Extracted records
--- BEGIN ---
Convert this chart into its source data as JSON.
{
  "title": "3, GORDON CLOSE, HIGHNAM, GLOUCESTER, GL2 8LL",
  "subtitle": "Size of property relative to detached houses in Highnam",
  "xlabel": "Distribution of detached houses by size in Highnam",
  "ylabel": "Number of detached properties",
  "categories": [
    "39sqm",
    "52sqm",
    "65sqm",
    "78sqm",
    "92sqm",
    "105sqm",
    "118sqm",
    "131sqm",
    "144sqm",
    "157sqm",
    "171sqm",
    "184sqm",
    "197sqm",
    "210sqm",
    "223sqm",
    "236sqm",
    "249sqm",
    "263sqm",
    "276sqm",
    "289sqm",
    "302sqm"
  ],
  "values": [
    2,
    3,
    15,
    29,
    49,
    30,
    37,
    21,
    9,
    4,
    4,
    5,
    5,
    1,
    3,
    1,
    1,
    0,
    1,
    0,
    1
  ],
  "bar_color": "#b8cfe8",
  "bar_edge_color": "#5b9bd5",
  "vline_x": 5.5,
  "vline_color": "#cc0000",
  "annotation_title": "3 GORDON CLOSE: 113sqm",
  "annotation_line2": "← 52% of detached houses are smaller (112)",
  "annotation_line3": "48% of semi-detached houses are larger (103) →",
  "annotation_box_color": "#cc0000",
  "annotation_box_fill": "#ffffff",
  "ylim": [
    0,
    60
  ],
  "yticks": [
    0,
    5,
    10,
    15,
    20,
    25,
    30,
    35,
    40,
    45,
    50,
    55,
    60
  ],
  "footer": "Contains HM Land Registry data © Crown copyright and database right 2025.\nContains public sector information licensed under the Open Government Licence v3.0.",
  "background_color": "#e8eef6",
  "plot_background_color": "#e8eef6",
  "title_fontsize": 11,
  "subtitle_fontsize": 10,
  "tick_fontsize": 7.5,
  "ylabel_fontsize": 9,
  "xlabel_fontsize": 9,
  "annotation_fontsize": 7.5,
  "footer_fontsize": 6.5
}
--- END ---
- **Exercise details**
State how many lines include the string "data". Give no other information.

- **Result below**
2